### WHAT IS ASKED
Report, word for word, every line of the material that contains "波浪理论".

### RECORDS PROVIDED

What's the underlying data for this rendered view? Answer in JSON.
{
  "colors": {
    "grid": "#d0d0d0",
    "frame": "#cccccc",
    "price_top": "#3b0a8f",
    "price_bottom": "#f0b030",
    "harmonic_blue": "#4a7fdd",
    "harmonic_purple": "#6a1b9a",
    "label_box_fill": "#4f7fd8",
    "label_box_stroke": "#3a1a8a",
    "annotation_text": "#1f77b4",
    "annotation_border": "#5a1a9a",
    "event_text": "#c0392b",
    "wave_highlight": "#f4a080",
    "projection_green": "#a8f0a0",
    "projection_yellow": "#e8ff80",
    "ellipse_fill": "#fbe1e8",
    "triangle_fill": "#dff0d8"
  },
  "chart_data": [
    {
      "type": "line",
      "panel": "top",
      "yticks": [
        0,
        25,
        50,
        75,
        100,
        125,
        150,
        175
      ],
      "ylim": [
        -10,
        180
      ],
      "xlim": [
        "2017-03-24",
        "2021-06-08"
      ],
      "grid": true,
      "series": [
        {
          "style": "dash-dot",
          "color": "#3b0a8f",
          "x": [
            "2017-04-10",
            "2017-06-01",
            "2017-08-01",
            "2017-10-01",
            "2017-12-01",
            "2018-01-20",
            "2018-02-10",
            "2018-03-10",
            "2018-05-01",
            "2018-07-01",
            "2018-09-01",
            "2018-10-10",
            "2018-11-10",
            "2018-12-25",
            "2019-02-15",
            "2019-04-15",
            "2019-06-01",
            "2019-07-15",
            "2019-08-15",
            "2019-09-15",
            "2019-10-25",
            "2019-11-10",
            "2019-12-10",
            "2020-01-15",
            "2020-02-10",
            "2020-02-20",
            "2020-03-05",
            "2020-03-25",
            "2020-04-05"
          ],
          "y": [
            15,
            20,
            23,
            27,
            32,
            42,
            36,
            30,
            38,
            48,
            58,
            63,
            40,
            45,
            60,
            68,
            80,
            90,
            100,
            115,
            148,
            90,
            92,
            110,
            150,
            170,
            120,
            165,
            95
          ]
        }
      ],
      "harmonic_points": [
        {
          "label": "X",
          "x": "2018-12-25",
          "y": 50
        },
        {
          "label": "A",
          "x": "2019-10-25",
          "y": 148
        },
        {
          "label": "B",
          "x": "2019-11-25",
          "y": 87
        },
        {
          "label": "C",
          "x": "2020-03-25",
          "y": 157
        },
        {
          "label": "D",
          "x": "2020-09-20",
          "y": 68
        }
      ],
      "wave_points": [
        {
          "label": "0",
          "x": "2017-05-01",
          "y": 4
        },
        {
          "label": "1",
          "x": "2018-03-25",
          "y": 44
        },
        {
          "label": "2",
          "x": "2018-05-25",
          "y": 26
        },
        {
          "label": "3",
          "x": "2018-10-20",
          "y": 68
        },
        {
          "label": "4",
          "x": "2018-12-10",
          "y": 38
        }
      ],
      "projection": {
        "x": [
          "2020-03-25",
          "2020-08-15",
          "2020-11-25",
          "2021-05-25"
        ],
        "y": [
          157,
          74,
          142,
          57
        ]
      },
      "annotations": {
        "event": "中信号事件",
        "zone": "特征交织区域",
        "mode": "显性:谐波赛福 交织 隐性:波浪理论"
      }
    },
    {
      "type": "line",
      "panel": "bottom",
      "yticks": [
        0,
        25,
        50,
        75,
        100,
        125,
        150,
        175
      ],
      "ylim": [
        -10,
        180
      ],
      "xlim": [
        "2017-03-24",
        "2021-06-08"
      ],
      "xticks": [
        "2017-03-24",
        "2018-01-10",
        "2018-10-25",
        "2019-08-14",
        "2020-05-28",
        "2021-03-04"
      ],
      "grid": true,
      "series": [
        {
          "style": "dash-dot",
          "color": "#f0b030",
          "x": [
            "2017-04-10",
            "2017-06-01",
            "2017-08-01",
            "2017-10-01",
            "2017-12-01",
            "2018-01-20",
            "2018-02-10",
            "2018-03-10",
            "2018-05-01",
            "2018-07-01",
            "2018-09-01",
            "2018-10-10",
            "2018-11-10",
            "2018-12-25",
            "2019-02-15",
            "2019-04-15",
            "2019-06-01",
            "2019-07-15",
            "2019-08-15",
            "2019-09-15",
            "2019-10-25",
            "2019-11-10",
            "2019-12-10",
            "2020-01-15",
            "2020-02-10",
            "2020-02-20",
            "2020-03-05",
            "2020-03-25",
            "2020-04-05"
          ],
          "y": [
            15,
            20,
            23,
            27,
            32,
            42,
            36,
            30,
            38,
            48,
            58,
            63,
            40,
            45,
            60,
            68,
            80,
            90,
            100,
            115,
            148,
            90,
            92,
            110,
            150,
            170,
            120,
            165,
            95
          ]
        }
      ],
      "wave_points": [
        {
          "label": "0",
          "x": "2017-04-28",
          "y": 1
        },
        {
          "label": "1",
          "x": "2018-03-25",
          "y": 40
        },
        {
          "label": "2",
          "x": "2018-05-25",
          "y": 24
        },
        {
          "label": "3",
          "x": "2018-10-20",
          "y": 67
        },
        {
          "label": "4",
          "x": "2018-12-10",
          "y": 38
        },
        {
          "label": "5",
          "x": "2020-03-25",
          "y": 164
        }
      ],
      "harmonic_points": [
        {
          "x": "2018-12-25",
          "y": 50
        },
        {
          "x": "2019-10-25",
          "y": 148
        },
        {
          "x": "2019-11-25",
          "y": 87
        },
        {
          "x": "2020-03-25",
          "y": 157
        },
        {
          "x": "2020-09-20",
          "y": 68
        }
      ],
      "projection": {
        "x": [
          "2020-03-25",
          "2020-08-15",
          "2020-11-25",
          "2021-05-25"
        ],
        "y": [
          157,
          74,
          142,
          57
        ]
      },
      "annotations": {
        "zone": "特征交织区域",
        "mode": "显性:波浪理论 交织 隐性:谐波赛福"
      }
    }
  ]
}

### EXERCISE RESPONSE
        "mode": "显性:谐波赛福 交织 隐性:波浪理论"
        "mode": "显性:波浪理论 交织 隐性:谐波赛福"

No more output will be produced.